■ **SET PROBLEM**:
Please copy every line of the records below that holds the word "hình".

======== DATA FOR THIS TASK

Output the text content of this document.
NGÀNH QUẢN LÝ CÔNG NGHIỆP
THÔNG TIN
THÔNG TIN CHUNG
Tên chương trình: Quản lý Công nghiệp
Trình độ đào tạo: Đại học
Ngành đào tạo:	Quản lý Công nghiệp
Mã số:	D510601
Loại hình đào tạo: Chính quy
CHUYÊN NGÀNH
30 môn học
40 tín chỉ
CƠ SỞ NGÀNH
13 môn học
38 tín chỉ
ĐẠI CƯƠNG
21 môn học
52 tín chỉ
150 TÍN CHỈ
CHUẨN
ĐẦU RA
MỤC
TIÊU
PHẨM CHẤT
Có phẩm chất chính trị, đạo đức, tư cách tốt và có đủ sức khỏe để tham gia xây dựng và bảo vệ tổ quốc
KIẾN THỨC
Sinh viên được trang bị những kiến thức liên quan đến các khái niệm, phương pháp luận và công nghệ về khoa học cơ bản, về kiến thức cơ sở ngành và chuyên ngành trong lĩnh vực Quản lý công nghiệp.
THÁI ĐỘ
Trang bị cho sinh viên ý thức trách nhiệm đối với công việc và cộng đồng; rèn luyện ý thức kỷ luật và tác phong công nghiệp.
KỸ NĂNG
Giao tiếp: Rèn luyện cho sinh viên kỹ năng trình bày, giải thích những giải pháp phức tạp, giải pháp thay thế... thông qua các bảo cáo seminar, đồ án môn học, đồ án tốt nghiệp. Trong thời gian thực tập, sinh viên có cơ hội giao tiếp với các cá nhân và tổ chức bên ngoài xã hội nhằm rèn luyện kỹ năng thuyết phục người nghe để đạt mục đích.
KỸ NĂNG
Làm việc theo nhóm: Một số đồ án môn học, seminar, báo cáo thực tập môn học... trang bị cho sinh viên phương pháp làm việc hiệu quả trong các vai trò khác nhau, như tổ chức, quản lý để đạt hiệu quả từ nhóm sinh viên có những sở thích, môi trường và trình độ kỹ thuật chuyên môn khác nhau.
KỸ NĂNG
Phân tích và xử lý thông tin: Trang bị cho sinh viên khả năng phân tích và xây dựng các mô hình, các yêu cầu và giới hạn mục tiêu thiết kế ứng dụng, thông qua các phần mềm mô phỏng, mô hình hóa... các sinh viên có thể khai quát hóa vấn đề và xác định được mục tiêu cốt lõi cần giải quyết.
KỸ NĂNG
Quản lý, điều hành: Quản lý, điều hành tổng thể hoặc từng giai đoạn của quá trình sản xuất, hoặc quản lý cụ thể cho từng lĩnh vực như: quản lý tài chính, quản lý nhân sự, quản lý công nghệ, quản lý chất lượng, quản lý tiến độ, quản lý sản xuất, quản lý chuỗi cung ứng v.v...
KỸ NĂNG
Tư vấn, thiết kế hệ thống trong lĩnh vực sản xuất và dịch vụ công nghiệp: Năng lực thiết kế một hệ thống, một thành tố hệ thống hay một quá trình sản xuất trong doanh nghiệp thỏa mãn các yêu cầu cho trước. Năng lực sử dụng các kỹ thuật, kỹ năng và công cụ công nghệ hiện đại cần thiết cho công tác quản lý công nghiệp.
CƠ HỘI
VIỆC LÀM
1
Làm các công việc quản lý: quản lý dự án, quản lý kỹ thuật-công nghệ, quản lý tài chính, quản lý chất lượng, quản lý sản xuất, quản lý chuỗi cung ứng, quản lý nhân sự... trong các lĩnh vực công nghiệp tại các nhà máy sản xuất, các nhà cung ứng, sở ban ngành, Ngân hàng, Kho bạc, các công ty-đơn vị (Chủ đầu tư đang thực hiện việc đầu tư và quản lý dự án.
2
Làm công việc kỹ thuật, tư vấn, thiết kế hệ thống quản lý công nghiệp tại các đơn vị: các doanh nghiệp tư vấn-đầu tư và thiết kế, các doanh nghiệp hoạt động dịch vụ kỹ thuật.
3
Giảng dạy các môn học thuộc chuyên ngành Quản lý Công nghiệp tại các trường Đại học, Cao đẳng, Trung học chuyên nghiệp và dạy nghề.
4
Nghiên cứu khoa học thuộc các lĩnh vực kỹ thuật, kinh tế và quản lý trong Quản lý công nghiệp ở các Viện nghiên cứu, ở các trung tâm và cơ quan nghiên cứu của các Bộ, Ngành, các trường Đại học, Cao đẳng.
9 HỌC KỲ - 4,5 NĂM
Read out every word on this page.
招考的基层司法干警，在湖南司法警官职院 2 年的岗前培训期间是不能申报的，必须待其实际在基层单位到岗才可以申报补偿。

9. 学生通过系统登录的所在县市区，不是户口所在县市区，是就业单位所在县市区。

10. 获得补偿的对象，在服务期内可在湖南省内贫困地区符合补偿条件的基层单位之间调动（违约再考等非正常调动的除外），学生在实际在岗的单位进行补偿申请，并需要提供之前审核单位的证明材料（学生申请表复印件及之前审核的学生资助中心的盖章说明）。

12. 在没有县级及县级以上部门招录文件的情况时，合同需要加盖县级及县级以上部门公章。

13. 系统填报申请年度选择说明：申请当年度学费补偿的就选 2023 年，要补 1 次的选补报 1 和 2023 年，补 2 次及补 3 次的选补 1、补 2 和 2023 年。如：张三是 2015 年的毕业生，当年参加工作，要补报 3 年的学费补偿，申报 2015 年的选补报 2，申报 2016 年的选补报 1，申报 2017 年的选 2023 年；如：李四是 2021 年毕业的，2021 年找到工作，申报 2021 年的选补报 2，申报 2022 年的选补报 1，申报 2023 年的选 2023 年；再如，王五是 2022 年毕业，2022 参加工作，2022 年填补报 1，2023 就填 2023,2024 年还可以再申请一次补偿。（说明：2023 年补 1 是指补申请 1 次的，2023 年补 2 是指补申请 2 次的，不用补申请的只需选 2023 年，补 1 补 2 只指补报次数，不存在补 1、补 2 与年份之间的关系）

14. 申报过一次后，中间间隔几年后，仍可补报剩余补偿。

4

================

■ **RESULT**:
Loại hình đào tạo: Chính quy
Phân tích và xử lý thông tin: Trang bị cho sinh viên khả năng phân tích và xây dựng các mô hình, các yêu cầu và giới hạn mục tiêu thiết kế ứng dụng, thông qua các phần mềm mô phỏng, mô hình hóa... các sinh viên có thể khai quát hóa vấn đề và xác định được mục tiêu cốt lõi cần giải quyết.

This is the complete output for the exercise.